──────── DATA EXCERPTS ────────

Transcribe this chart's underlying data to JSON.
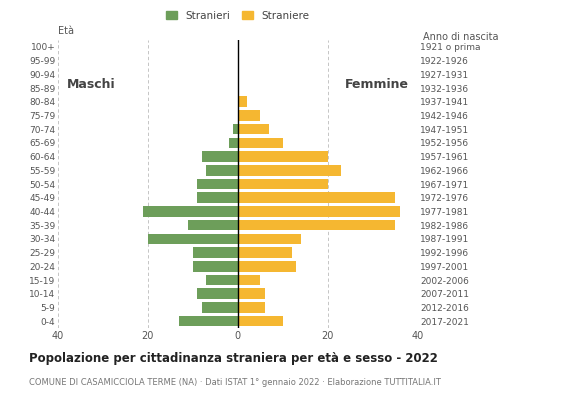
{
  "age_groups": [
    "0-4",
    "5-9",
    "10-14",
    "15-19",
    "20-24",
    "25-29",
    "30-34",
    "35-39",
    "40-44",
    "45-49",
    "50-54",
    "55-59",
    "60-64",
    "65-69",
    "70-74",
    "75-79",
    "80-84",
    "85-89",
    "90-94",
    "95-99",
    "100+"
  ],
  "birth_years": [
    "2017-2021",
    "2012-2016",
    "2007-2011",
    "2002-2006",
    "1997-2001",
    "1992-1996",
    "1987-1991",
    "1982-1986",
    "1977-1981",
    "1972-1976",
    "1967-1971",
    "1962-1966",
    "1957-1961",
    "1952-1956",
    "1947-1951",
    "1942-1946",
    "1937-1941",
    "1932-1936",
    "1927-1931",
    "1922-1926",
    "1921 o prima"
  ],
  "males": [
    13,
    8,
    9,
    7,
    10,
    10,
    20,
    11,
    21,
    9,
    9,
    7,
    8,
    2,
    1,
    0,
    0,
    0,
    0,
    0,
    0
  ],
  "females": [
    10,
    6,
    6,
    5,
    13,
    12,
    14,
    35,
    36,
    35,
    20,
    23,
    20,
    10,
    7,
    5,
    2,
    0,
    0,
    0,
    0
  ],
  "male_color": "#6d9e5a",
  "female_color": "#f5b731",
  "background_color": "#ffffff",
  "grid_color": "#bbbbbb",
  "title": "Popolazione per cittadinanza straniera per età e sesso - 2022",
  "subtitle": "COMUNE DI CASAMICCIOLA TERME (NA) · Dati ISTAT 1° gennaio 2022 · Elaborazione TUTTITALIA.IT",
  "ylabel_left": "Età",
  "ylabel_right": "Anno di nascita",
  "legend_male": "Stranieri",
  "legend_female": "Straniere",
  "xlim": 40,
  "xlabel_ticks": [
    -40,
    -20,
    0,
    20,
    40
  ],
  "xlabel_labels": [
    "40",
    "20",
    "0",
    "20",
    "40"
  ],
  "maschi_label": "Maschi",
  "femmine_label": "Femmine"
}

────────

▸ TO DO
Quote the material exactly. Pictures stay out.

▸ IN RESPONSE
Transcribe this chart's underlying data to JSON.
{
  "age_groups": [
    "0-4",
    "5-9",
    "10-14",
    "15-19",
    "20-24",
    "25-29",
    "30-34",
    "35-39",
    "40-44",
    "45-49",
    "50-54",
    "55-59",
    "60-64",
    "65-69",
    "70-74",
    "75-79",
    "80-84",
    "85-89",
    "90-94",
    "95-99",
    "100+"
  ],
  "birth_years": [
    "2017-2021",
    "2012-2016",
    "2007-2011",
    "2002-2006",
    "1997-2001",
    "1992-1996",
    "1987-1991",
    "1982-1986",
    "1977-1981",
    "1972-1976",
    "1967-1971",
    "1962-1966",
    "1957-1961",
    "1952-1956",
    "1947-1951",
    "1942-1946",
    "1937-1941",
    "1932-1936",
    "1927-1931",
    "1922-1926",
    "1921 o prima"
  ],
  "males": [
    13,
    8,
    9,
    7,
    10,
    10,
    20,
    11,
    21,
    9,
    9,
    7,
    8,
    2,
    1,
    0,
    0,
    0,
    0,
    0,
    0
  ],
  "females": [
    10,
    6,
    6,
    5,
    13,
    12,
    14,
    35,
    36,
    35,
    20,
    23,
    20,
    10,
    7,
    5,
    2,
    0,
    0,
    0,
    0
  ],
  "male_color": "#6d9e5a",
  "female_color": "#f5b731",
  "background_color": "#ffffff",
  "grid_color": "#bbbbbb",
  "title": "Popolazione per cittadinanza straniera per età e sesso - 2022",
  "subtitle": "COMUNE DI CASAMICCIOLA TERME (NA) · Dati ISTAT 1° gennaio 2022 · Elaborazione TUTTITALIA.IT",
  "ylabel_left": "Età",
  "ylabel_right": "Anno di nascita",
  "legend_male": "Stranieri",
  "legend_female": "Straniere",
  "xlim": 40,
  "xlabel_ticks": [
    -40,
    -20,
    0,
    20,
    40
  ],
  "xlabel_labels": [
    "40",
    "20",
    "0",
    "20",
    "40"
  ],
  "maschi_label": "Maschi",
  "femmine_label": "Femmine"
}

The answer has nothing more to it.